Stored entries:
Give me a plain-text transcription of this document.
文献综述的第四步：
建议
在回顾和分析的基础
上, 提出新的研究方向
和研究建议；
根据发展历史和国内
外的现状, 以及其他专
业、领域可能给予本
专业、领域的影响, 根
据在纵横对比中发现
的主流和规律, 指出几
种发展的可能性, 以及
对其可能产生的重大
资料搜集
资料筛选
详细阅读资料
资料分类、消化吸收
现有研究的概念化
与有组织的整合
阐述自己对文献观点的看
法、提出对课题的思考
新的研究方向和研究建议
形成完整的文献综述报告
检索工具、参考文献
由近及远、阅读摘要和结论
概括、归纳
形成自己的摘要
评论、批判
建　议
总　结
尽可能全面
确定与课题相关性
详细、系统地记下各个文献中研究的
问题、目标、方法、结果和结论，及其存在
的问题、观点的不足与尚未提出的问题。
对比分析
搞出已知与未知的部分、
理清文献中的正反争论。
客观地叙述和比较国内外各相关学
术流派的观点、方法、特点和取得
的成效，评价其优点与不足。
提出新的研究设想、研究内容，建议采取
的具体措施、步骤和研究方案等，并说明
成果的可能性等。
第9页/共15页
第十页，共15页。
--
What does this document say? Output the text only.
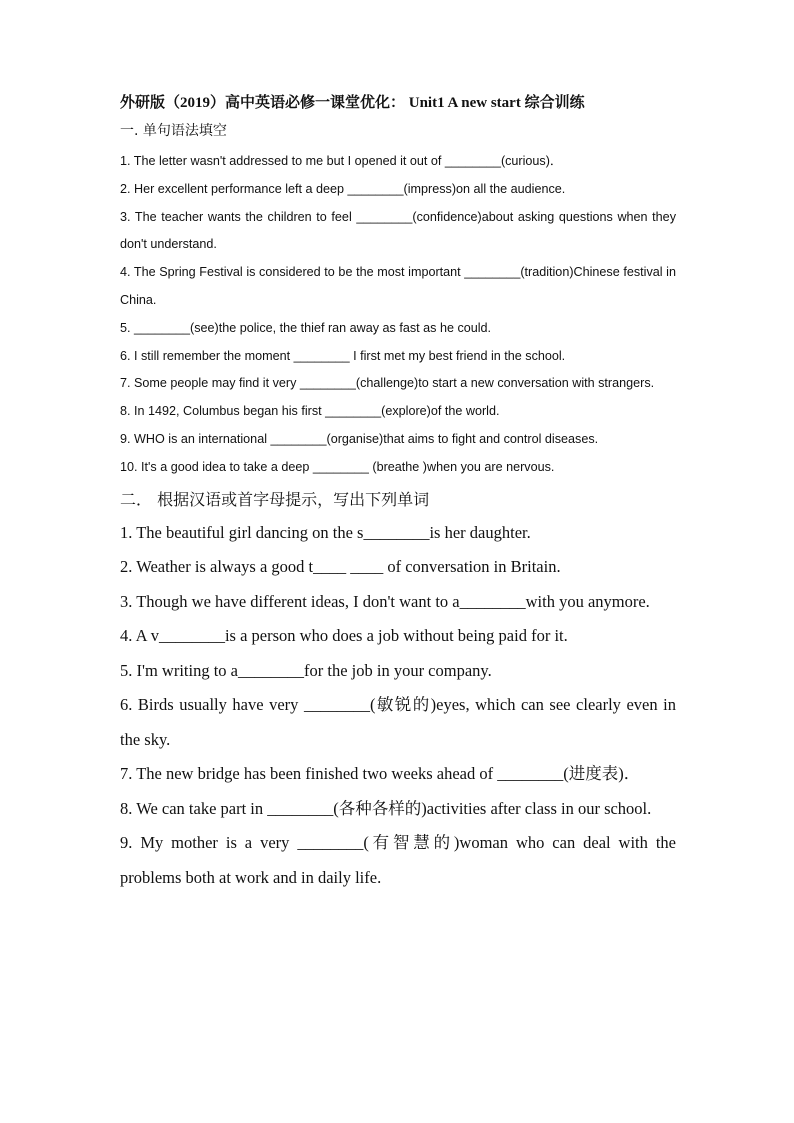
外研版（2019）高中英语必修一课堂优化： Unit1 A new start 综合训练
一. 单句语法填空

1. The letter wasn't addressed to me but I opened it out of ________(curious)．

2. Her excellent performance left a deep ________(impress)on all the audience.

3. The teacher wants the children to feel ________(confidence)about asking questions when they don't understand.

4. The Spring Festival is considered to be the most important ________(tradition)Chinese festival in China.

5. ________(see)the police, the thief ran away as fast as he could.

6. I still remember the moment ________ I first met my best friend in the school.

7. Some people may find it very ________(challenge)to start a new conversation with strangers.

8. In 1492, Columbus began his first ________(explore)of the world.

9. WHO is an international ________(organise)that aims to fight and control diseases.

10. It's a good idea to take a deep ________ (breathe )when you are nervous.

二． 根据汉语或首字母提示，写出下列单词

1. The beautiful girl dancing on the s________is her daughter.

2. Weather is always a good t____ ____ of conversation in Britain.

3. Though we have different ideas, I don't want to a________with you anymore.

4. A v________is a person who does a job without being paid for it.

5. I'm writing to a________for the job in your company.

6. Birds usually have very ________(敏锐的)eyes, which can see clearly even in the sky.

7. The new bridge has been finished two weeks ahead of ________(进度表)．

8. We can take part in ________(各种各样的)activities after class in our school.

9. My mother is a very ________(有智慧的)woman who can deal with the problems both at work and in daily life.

What to work on: Only the number is wanted: how many lines of the material contain the word "when"?

Response to the exercise: 2